TASK INSTRUCTIONS >>
Give the entries back exactly, dropping each image.

MATERIALS PROVIDED >>
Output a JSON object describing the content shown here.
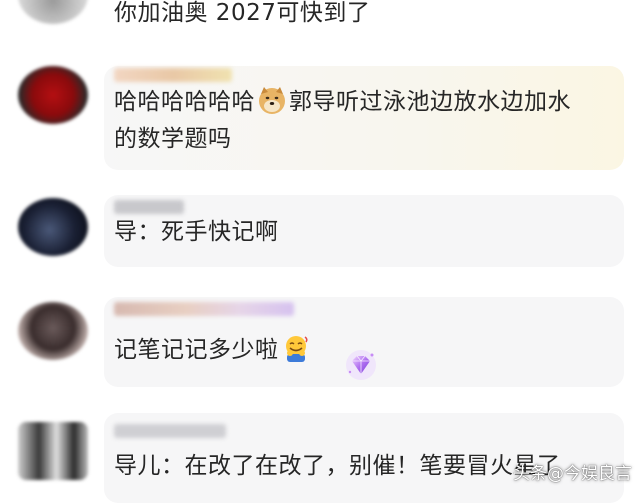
{
  "comments": [
    {
      "text": "你加油奥 2027可快到了"
    },
    {
      "text_before": "哈哈哈哈哈哈",
      "emoji": "doge-emoji",
      "text_after": "郭导听过泳池边放水边加水",
      "text_line2": "的数学题吗"
    },
    {
      "text": "导：死手快记啊"
    },
    {
      "text": "记笔记记多少啦",
      "emoji": "hug-emoji",
      "badge": "gem-badge"
    },
    {
      "text": "导儿：在改了在改了，别催！笔要冒火星了"
    }
  ],
  "watermark": "头条@今娱良言",
  "colors": {
    "card_bg": "#f6f6f7",
    "highlight_bg": "#fbf8e9",
    "text": "#262626"
  }
}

SOLVED EXERCISE >>
Output a JSON object describing the content shown here.
{
  "comments": [
    {
      "text": "你加油奥 2027可快到了"
    },
    {
      "text_before": "哈哈哈哈哈哈",
      "emoji": "doge-emoji",
      "text_after": "郭导听过泳池边放水边加水",
      "text_line2": "的数学题吗"
    },
    {
      "text": "导：死手快记啊"
    },
    {
      "text": "记笔记记多少啦",
      "emoji": "hug-emoji",
      "badge": "gem-badge"
    },
    {
      "text": "导儿：在改了在改了，别催！笔要冒火星了"
    }
  ],
  "watermark": "头条@今娱良言",
  "colors": {
    "card_bg": "#f6f6f7",
    "highlight_bg": "#fbf8e9",
    "text": "#262626"
  }
}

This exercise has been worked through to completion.